= WHAT TO PRODUCE =
Go through each line of the records below and count those with the word "dropdown". Give only the count.

= DATA FOR THIS EXERCISE =
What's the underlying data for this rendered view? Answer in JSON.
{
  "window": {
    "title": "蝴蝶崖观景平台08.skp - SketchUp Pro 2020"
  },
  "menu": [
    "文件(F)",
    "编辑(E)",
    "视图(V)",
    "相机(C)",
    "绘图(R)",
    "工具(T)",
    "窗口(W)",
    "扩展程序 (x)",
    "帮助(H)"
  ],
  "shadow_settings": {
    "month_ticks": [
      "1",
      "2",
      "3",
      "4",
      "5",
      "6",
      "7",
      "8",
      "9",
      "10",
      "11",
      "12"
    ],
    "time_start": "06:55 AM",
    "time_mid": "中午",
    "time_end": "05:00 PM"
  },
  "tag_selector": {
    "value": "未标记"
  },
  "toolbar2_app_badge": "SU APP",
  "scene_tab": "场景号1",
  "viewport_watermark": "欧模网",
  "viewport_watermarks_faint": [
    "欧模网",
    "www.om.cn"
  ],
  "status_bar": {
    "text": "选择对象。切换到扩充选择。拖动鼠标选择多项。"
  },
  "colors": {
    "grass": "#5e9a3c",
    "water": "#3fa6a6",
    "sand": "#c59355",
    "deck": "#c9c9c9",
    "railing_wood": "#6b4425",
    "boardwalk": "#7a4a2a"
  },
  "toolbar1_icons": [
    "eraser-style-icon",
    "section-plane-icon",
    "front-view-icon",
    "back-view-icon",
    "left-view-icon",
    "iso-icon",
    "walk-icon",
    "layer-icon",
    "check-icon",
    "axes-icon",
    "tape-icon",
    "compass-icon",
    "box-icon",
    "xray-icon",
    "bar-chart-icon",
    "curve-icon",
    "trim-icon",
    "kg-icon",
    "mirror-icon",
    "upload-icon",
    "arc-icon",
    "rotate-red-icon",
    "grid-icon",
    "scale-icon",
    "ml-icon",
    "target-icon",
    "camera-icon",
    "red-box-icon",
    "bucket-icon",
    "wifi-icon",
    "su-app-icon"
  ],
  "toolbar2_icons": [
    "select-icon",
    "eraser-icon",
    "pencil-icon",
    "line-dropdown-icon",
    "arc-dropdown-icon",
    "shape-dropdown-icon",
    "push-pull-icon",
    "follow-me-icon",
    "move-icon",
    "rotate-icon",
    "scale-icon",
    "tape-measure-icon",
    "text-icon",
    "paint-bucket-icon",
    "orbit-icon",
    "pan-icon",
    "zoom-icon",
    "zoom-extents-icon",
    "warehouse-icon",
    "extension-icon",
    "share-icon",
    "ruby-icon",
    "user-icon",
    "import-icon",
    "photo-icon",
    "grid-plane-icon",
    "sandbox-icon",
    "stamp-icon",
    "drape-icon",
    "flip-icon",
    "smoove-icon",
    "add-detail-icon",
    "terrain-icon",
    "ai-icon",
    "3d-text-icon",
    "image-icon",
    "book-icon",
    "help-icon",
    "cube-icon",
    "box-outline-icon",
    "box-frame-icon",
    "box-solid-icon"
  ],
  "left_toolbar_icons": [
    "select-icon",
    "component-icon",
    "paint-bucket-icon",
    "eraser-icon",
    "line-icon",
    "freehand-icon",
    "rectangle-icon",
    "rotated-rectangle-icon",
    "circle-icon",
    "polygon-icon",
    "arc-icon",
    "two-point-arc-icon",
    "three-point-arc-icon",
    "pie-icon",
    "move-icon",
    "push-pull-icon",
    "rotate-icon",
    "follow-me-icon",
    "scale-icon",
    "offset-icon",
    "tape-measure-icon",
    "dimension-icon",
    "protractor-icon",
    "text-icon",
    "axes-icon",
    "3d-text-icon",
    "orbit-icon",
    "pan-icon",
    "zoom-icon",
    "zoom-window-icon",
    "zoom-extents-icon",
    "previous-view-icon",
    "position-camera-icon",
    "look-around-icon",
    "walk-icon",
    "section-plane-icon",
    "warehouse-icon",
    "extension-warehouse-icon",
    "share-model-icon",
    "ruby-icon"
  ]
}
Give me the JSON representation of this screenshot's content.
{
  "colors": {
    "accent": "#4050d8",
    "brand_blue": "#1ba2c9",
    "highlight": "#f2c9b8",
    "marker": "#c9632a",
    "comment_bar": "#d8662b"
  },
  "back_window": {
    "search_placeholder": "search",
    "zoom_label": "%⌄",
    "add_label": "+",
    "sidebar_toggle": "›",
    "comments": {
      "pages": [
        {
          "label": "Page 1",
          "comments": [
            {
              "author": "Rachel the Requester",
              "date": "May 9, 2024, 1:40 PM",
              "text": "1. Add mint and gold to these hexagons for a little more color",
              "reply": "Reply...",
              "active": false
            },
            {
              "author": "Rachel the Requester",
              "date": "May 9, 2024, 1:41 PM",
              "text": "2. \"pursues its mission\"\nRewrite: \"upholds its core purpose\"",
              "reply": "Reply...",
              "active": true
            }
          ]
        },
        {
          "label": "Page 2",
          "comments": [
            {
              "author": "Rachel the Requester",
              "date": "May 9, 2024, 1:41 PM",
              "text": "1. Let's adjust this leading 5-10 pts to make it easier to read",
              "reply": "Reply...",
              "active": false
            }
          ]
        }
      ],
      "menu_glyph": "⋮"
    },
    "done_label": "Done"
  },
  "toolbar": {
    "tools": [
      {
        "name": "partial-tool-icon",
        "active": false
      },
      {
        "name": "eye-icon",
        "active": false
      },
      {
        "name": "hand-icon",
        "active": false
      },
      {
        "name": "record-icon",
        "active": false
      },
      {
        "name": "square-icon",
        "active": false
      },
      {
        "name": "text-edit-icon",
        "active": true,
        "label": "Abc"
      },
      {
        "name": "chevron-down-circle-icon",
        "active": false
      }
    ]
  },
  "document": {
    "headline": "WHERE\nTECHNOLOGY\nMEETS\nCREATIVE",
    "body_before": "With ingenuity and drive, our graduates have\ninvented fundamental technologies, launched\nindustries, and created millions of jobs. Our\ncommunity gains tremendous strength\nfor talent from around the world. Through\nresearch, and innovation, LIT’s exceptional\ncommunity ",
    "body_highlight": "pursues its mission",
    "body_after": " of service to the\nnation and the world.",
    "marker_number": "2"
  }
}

= WORKED ANSWER =
3